* start Source passage *

Breathless!

The Swiss psychologist, Piaget, known for his work in child development, believed that children construct an understanding of the world around them, experience discrepancies between what they already know and what they discover in their environment, then adjust their ideas accordingly. In other words, they learn by experience.

This week's classwork was the exploration of AR and VR and its application to classroom teaching.  So, if experience is the best teacher...


That's me wearing an Oculus headset and working through an Engage Immersive Education VR program. Their tagline is Learn Through Experience.

As part of his doctoral work at Stanford University, my son will be teaching VR using VR this summer. Visiting with him and his family this past week, he generously allowed me use of the headset and took me through some of the technology and virtual learning environments. It left me breathless. It also helped to crystallize my thinking in terms of the ways that AR and VR might be used as teaching tools in the work that I do. This is the second part to last week's assignment on AR/VR applications.

My work, using musical theater to teach the content areas, is predicated on Piaget's notion of experience as teacher.  What children learn in theater they rarely forget and the act of embodying a character and giving a voice to concepts and ideas is often a profound and lasting experience. 

What is theater if not virtual reality?  When we are in an audience, we are asked to willfully suspend disbelief and intentionally avoid logical thinking in examining something surreal in order to believe it for the sake of enjoyment.  And when we are the actor on stage taking on the role of another person, we must create an alternative reality in which to live and behave.

The more "real" a student/actor can portray that reality, the more real the experience for both actor and audience.  VR might be an opportunity for acting students to experience environments and to hold objects that will allow them to get further "into character." 

Establishing myself in my chosen Oculus-rendered environment, a primitive, undeveloped yet fertile landscape, made me consider how a director/teacher might create an environment/stage set for a particular theater piece/curriculum and have the actor/student virtually exist within it in order to get a deeper experience, one that she can bring to her performance and, by extension, internalize the required information. (This concept is not unlike the immersive Anne Frank house VR that Jesse Lubinsky showed to our class.)

Once I was immersed in the Engage environment, the VR program created a set of markers that determined the area that I could move around in and 'virtualized' my hands so that I could raise them and see a VR version of the controllers. Using them, I selected large animals to inhabit the landscape and manipulated them within the space.  While at no time did I believe that what I was seeing was in any way real, the encounter was instructive and one that I could never have in reality. The platform has a library of possible environments and choices within them. Engage Immersion Education VR also has several powerful VR history experiences including Apollo 13, Titanic and the Berlin Blitz.

* end Source passage *

*Task list*
1. According to the VR classroom post, what is Engage Immersive Education's tagline?
2. In the records, start at the line that has "- data-point: [1256, 918, 1270, 931]" and end with the line that has "- data-point: [1158, 1369, 1171, 1383]". Write those lines out again, substituting "trend-line" for "fit-line" and leaving everything else unchanged.
The text and the records are unrelated to each other.

* start Input material *

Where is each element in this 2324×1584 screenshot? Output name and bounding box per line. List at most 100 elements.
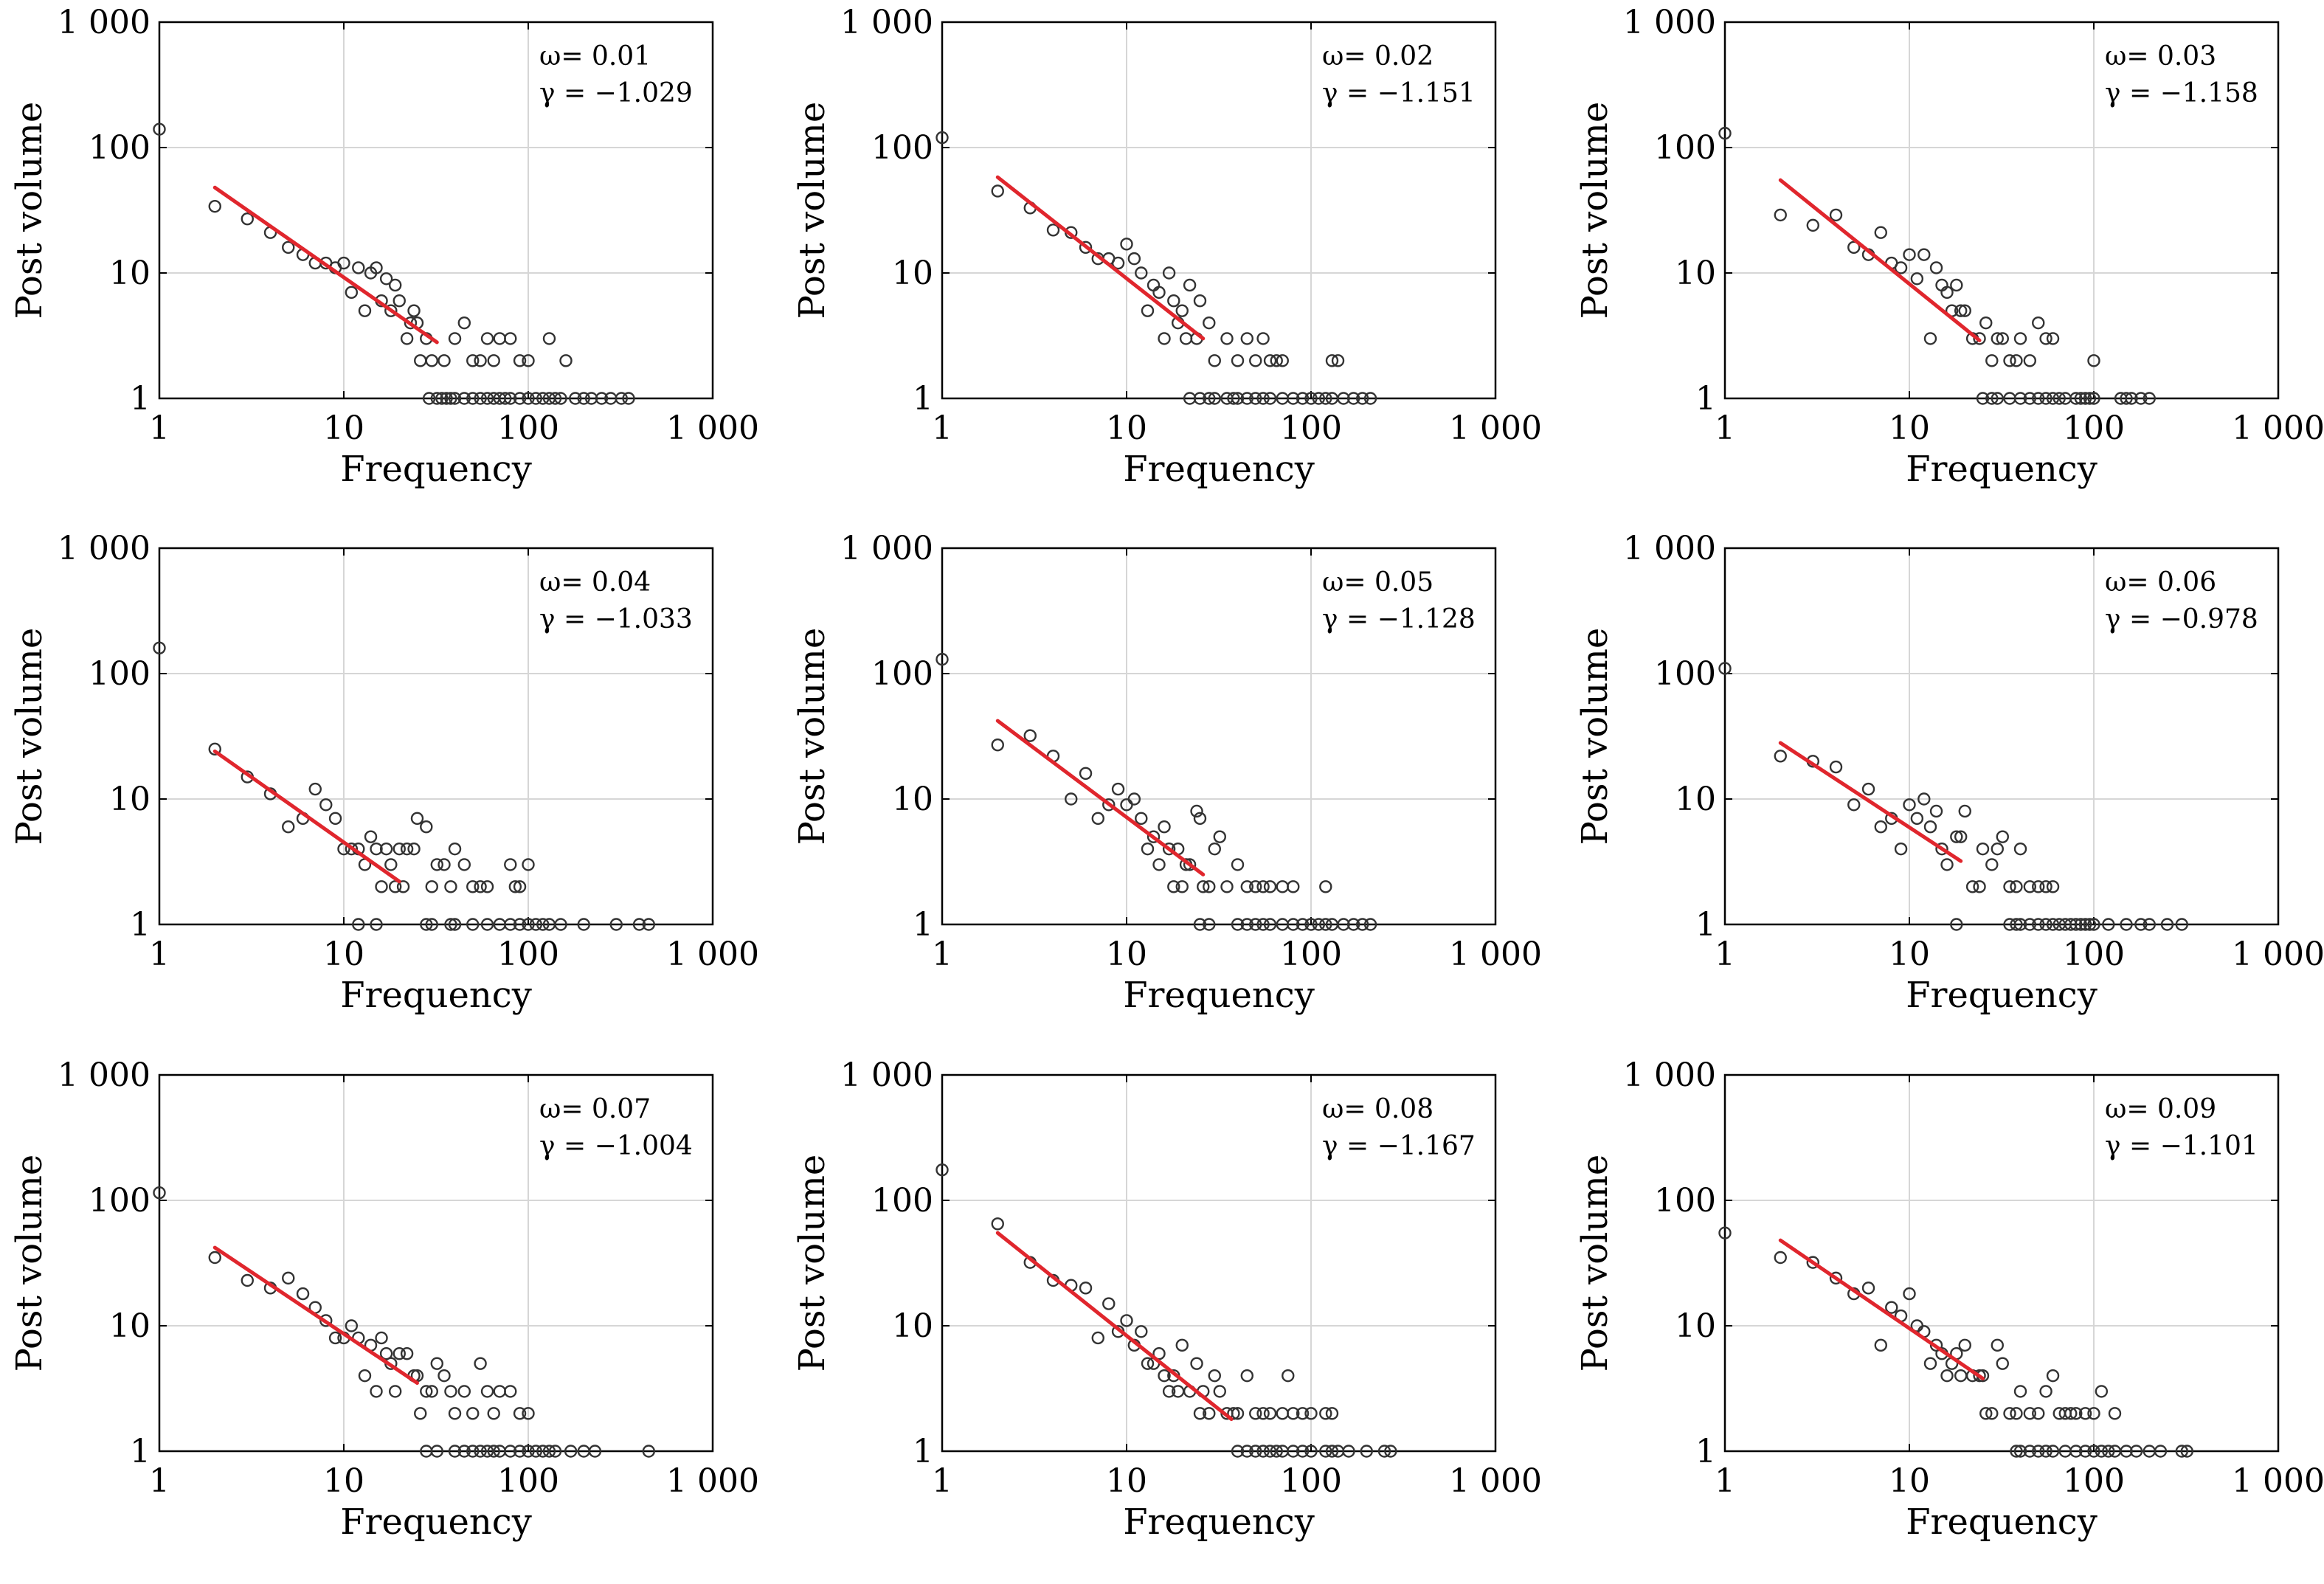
- data-point: [1256, 918, 1270, 931]
- omega-annotation: ω= 0.05: [1322, 567, 1434, 598]
- fit-line: [1778, 178, 1982, 342]
- data-point: [1240, 880, 1254, 893]
- series-1: [936, 1163, 1339, 1420]
- data-point: [1319, 1445, 1332, 1458]
- data-point: [2039, 1385, 2052, 1398]
- x-tick-label: 1 000: [666, 935, 759, 973]
- y-tick-label: 10: [109, 1307, 151, 1345]
- data-point: [2180, 1445, 2193, 1458]
- data-point: [2023, 1407, 2037, 1420]
- series-1: [1718, 126, 2100, 367]
- series-2: [1183, 392, 1377, 405]
- data-point: [1346, 918, 1360, 931]
- data-point: [2087, 354, 2100, 367]
- data-point: [1175, 880, 1189, 893]
- data-point: [466, 354, 480, 367]
- data-point: [1996, 332, 2009, 345]
- x-tick-label: 1 000: [2232, 935, 2324, 973]
- data-point: [1249, 392, 1262, 405]
- data-point: [1213, 830, 1226, 843]
- data-point: [1991, 332, 2004, 345]
- data-point: [1193, 918, 1207, 931]
- gamma-annotation: γ = −1.033: [539, 604, 693, 634]
- data-point: [474, 392, 487, 405]
- data-point: [2125, 392, 2138, 405]
- fit-line: [995, 719, 1206, 876]
- data-point: [1929, 804, 1943, 818]
- data-point: [2013, 332, 2027, 345]
- data-point: [1167, 294, 1180, 308]
- fit-line: [1778, 741, 1963, 863]
- data-point: [1091, 1331, 1104, 1345]
- data-point: [2069, 1445, 2083, 1458]
- data-point: [1996, 830, 2009, 843]
- data-point: [522, 918, 535, 931]
- data-point: [1158, 332, 1171, 345]
- data-point: [522, 392, 535, 405]
- x-tick-label: 1 000: [2232, 409, 2324, 447]
- x-tick-label: 10: [1106, 409, 1147, 447]
- y-axis-label: Post volume: [792, 628, 833, 845]
- data-point: [375, 1331, 388, 1345]
- data-point: [2013, 842, 2027, 856]
- data-point: [435, 392, 449, 405]
- data-point: [1954, 1369, 1968, 1383]
- data-point: [2013, 1385, 2027, 1398]
- data-point: [1355, 392, 1369, 405]
- data-point: [1958, 804, 1971, 818]
- data-point: [1079, 241, 1093, 254]
- data-point: [1203, 1407, 1216, 1420]
- x-tick-label: 100: [1280, 1462, 1342, 1500]
- data-point: [1158, 1369, 1171, 1383]
- series-1: [1718, 662, 2060, 893]
- data-point: [1231, 354, 1245, 367]
- data-point: [1240, 1445, 1254, 1458]
- data-point: [2078, 392, 2092, 405]
- y-tick-label: 1 000: [58, 4, 151, 41]
- y-tick-label: 1: [1695, 380, 1716, 418]
- y-tick-label: 10: [892, 255, 933, 292]
- y-tick-label: 10: [109, 255, 151, 292]
- data-point: [1220, 880, 1234, 893]
- data-point: [2032, 880, 2045, 893]
- chart-panel-4: 11 10 10 100 100 1 000 1 000 Frequency Post volu…: [9, 530, 759, 1016]
- fit-line: [1778, 1238, 1985, 1380]
- x-tick-label: 10: [1889, 1462, 1930, 1500]
- x-axis-label: Frequency: [340, 449, 532, 490]
- data-point: [438, 1369, 451, 1383]
- data-point: [1903, 798, 1916, 812]
- data-point: [1127, 252, 1141, 266]
- data-point: [1249, 880, 1262, 893]
- series-2: [1193, 918, 1377, 931]
- data-point: [370, 842, 383, 856]
- data-point: [1065, 792, 1078, 806]
- data-point: [936, 1163, 949, 1177]
- series-1: [1718, 1226, 2122, 1420]
- data-point: [536, 918, 550, 931]
- data-point: [1885, 1301, 1898, 1314]
- data-point: [474, 880, 487, 893]
- data-point: [1203, 392, 1216, 405]
- series-2: [1950, 918, 2188, 931]
- data-point: [1829, 1271, 1843, 1285]
- data-point: [2046, 918, 2060, 931]
- data-point: [2108, 1407, 2122, 1420]
- data-point: [438, 354, 451, 367]
- data-point: [1287, 1407, 1300, 1420]
- data-point: [1183, 858, 1197, 871]
- data-point: [2120, 918, 2133, 931]
- data-point: [337, 256, 350, 270]
- data-point: [2023, 392, 2037, 405]
- data-point: [1249, 918, 1262, 931]
- data-point: [1282, 1369, 1295, 1383]
- data-point: [2143, 392, 2156, 405]
- data-point: [480, 918, 494, 931]
- data-point: [328, 812, 342, 826]
- data-point: [1141, 304, 1155, 317]
- y-tick-label: 1: [130, 1433, 151, 1470]
- data-point: [2087, 1407, 2100, 1420]
- data-point: [1774, 208, 1787, 222]
- data-point: [499, 392, 512, 405]
- data-point: [1256, 1407, 1270, 1420]
- data-point: [542, 1445, 556, 1458]
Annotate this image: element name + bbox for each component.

* end Input material *

*Per-task answers*
1. Learn Through Experience.

2.
- data-point: [1256, 918, 1270, 931]
- omega-annotation: ω= 0.05: [1322, 567, 1434, 598]
- trend-line: [1778, 178, 1982, 342]
- data-point: [1240, 880, 1254, 893]
- series-1: [936, 1163, 1339, 1420]
- data-point: [1319, 1445, 1332, 1458]
- data-point: [2039, 1385, 2052, 1398]
- x-tick-label: 1 000: [666, 935, 759, 973]
- y-tick-label: 10: [109, 1307, 151, 1345]
- data-point: [2180, 1445, 2193, 1458]
- data-point: [2023, 1407, 2037, 1420]
- series-1: [1718, 126, 2100, 367]
- series-2: [1183, 392, 1377, 405]
- data-point: [1346, 918, 1360, 931]
- data-point: [2087, 354, 2100, 367]
- data-point: [1175, 880, 1189, 893]
- data-point: [466, 354, 480, 367]
- data-point: [1996, 332, 2009, 345]
- x-tick-label: 1 000: [2232, 935, 2324, 973]
- data-point: [1249, 392, 1262, 405]
- data-point: [1213, 830, 1226, 843]
- data-point: [1991, 332, 2004, 345]
- data-point: [1193, 918, 1207, 931]
- gamma-annotation: γ = −1.033: [539, 604, 693, 634]
- data-point: [474, 392, 487, 405]
- data-point: [2125, 392, 2138, 405]
- trend-line: [995, 719, 1206, 876]
- data-point: [1929, 804, 1943, 818]
- data-point: [2013, 332, 2027, 345]
- data-point: [1167, 294, 1180, 308]
- trend-line: [1778, 741, 1963, 863]
- data-point: [1091, 1331, 1104, 1345]
- data-point: [2069, 1445, 2083, 1458]
- data-point: [1996, 830, 2009, 843]
- data-point: [522, 918, 535, 931]
- data-point: [1158, 332, 1171, 345]
- data-point: [522, 392, 535, 405]
- x-tick-label: 1 000: [2232, 409, 2324, 447]
- x-tick-label: 10: [1106, 409, 1147, 447]
- y-axis-label: Post volume: [792, 628, 833, 845]
- data-point: [375, 1331, 388, 1345]
- data-point: [2013, 842, 2027, 856]
- data-point: [435, 392, 449, 405]
- data-point: [1954, 1369, 1968, 1383]
- data-point: [2013, 1385, 2027, 1398]
- data-point: [1355, 392, 1369, 405]
- data-point: [1958, 804, 1971, 818]
- data-point: [1079, 241, 1093, 254]
- data-point: [1203, 1407, 1216, 1420]
- x-tick-label: 100: [1280, 1462, 1342, 1500]
- data-point: [1158, 1369, 1171, 1383]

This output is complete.